— START —

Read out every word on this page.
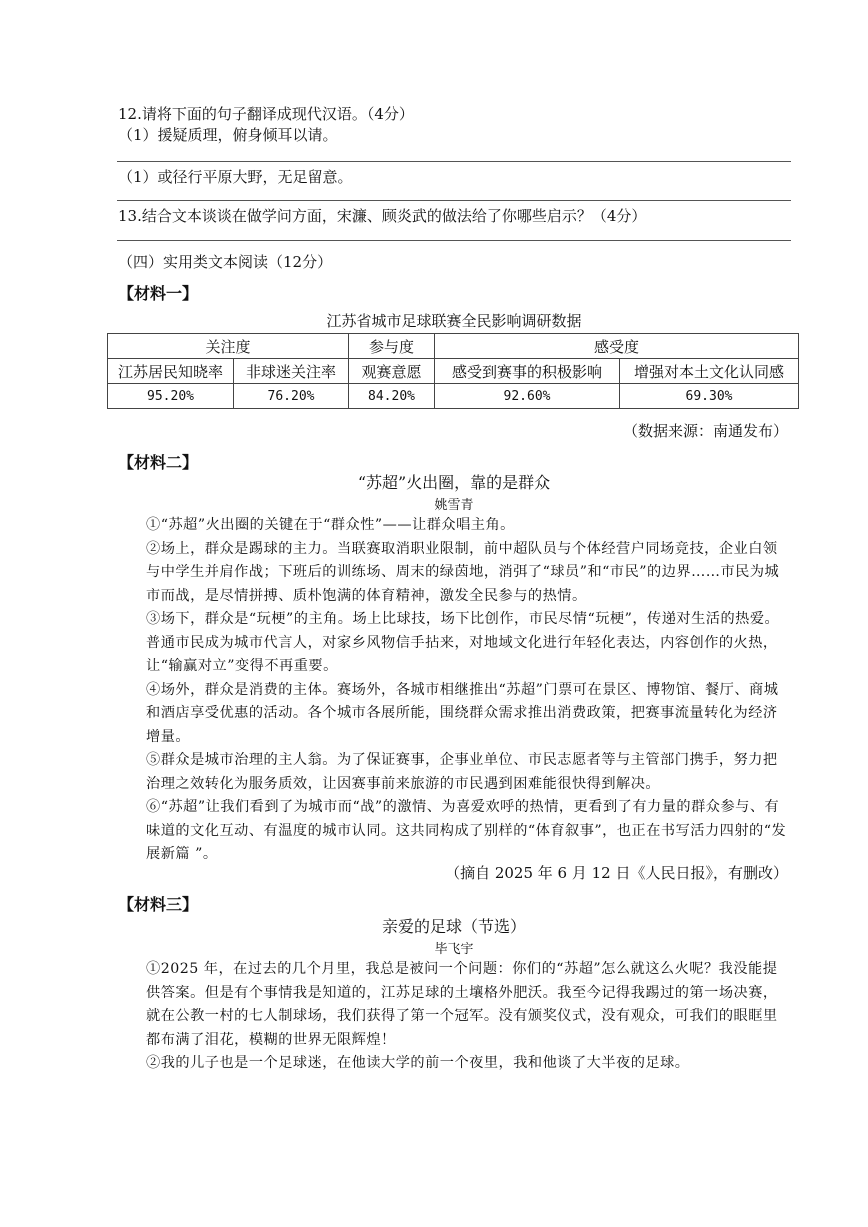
12.请将下面的句子翻译成现代汉语。（4分）
（1）援疑质理，俯身倾耳以请。
（1）或径行平原大野，无足留意。
13.结合文本谈谈在做学问方面，宋濂、顾炎武的做法给了你哪些启示？（4分）
（四）实用类文本阅读（12分）
【材料一】
江苏省城市足球联赛全民影响调研数据
关注度		参与度	感受度	
江苏居民知晓率	非球迷关注率	观赛意愿	感受到赛事的积极影响	增强对本土文化认同感
95.20%	76.20%	84.20%	92.60%	69.30%
（数据来源：南通发布）
【材料二】
“苏超”火出圈，靠的是群众
姚雪青
①“苏超”火出圈的关键在于“群众性”——让群众唱主角。
②场上，群众是踢球的主力。当联赛取消职业限制，前中超队员与个体经营户同场竞技，企业白领 与中学生并肩作战；下班后的训练场、周末的绿茵地，消弭了“球员”和“市民”的边界……市民为城市而战，是尽情拼搏、质朴饱满的体育精神，激发全民参与的热情。
③场下，群众是“玩梗”的主角。场上比球技，场下比创作，市民尽情“玩梗”，传递对生活的热爱。普通市民成为城市代言人，对家乡风物信手拈来，对地域文化进行年轻化表达，内容创作的火热，让“输赢对立”变得不再重要。
④场外，群众是消费的主体。赛场外，各城市相继推出“苏超”门票可在景区、博物馆、餐厅、商城和酒店享受优惠的活动。各个城市各展所能，围绕群众需求推出消费政策，把赛事流量转化为经济增量。
⑤群众是城市治理的主人翁。为了保证赛事，企事业单位、市民志愿者等与主管部门携手，努力把治理之效转化为服务质效，让因赛事前来旅游的市民遇到困难能很快得到解决。
⑥“苏超”让我们看到了为城市而“战”的激情、为喜爱欢呼的热情，更看到了有力量的群众参与、有味道的文化互动、有温度的城市认同。这共同构成了别样的“体育叙事”，也正在书写活力四射的“发展新篇 ”。
（摘自 2025 年 6 月 12 日《人民日报》，有删改）
【材料三】
亲爱的足球（节选）
毕飞宇
①2025 年，在过去的几个月里，我总是被问一个问题：你们的“苏超”怎么就这么火呢？我没能提供答案。但是有个事情我是知道的，江苏足球的土壤格外肥沃。我至今记得我踢过的第一场决赛，就在公教一村的七人制球场，我们获得了第一个冠军。没有颁奖仪式，没有观众，可我们的眼眶里都布满了泪花，模糊的世界无限辉煌！
②我的儿子也是一个足球迷，在他读大学的前一个夜里，我和他谈了大半夜的足球。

— END —

▶ _Exercise task_:
Write out all the entries exactly, except for the pictures.

▶ _Output for this exercise_:
Read out every word on this page.
12.请将下面的句子翻译成现代汉语。（4分）
（1）援疑质理，俯身倾耳以请。
（1）或径行平原大野，无足留意。
13.结合文本谈谈在做学问方面，宋濂、顾炎武的做法给了你哪些启示？（4分）
（四）实用类文本阅读（12分）
【材料一】
江苏省城市足球联赛全民影响调研数据
关注度		参与度	感受度	
江苏居民知晓率	非球迷关注率	观赛意愿	感受到赛事的积极影响	增强对本土文化认同感
95.20%	76.20%	84.20%	92.60%	69.30%
（数据来源：南通发布）
【材料二】
“苏超”火出圈，靠的是群众
姚雪青
①“苏超”火出圈的关键在于“群众性”——让群众唱主角。
②场上，群众是踢球的主力。当联赛取消职业限制，前中超队员与个体经营户同场竞技，企业白领 与中学生并肩作战；下班后的训练场、周末的绿茵地，消弭了“球员”和“市民”的边界……市民为城市而战，是尽情拼搏、质朴饱满的体育精神，激发全民参与的热情。
③场下，群众是“玩梗”的主角。场上比球技，场下比创作，市民尽情“玩梗”，传递对生活的热爱。普通市民成为城市代言人，对家乡风物信手拈来，对地域文化进行年轻化表达，内容创作的火热，让“输赢对立”变得不再重要。
④场外，群众是消费的主体。赛场外，各城市相继推出“苏超”门票可在景区、博物馆、餐厅、商城和酒店享受优惠的活动。各个城市各展所能，围绕群众需求推出消费政策，把赛事流量转化为经济增量。
⑤群众是城市治理的主人翁。为了保证赛事，企事业单位、市民志愿者等与主管部门携手，努力把治理之效转化为服务质效，让因赛事前来旅游的市民遇到困难能很快得到解决。
⑥“苏超”让我们看到了为城市而“战”的激情、为喜爱欢呼的热情，更看到了有力量的群众参与、有味道的文化互动、有温度的城市认同。这共同构成了别样的“体育叙事”，也正在书写活力四射的“发展新篇 ”。
（摘自 2025 年 6 月 12 日《人民日报》，有删改）
【材料三】
亲爱的足球（节选）
毕飞宇
①2025 年，在过去的几个月里，我总是被问一个问题：你们的“苏超”怎么就这么火呢？我没能提供答案。但是有个事情我是知道的，江苏足球的土壤格外肥沃。我至今记得我踢过的第一场决赛，就在公教一村的七人制球场，我们获得了第一个冠军。没有颁奖仪式，没有观众，可我们的眼眶里都布满了泪花，模糊的世界无限辉煌！
②我的儿子也是一个足球迷，在他读大学的前一个夜里，我和他谈了大半夜的足球。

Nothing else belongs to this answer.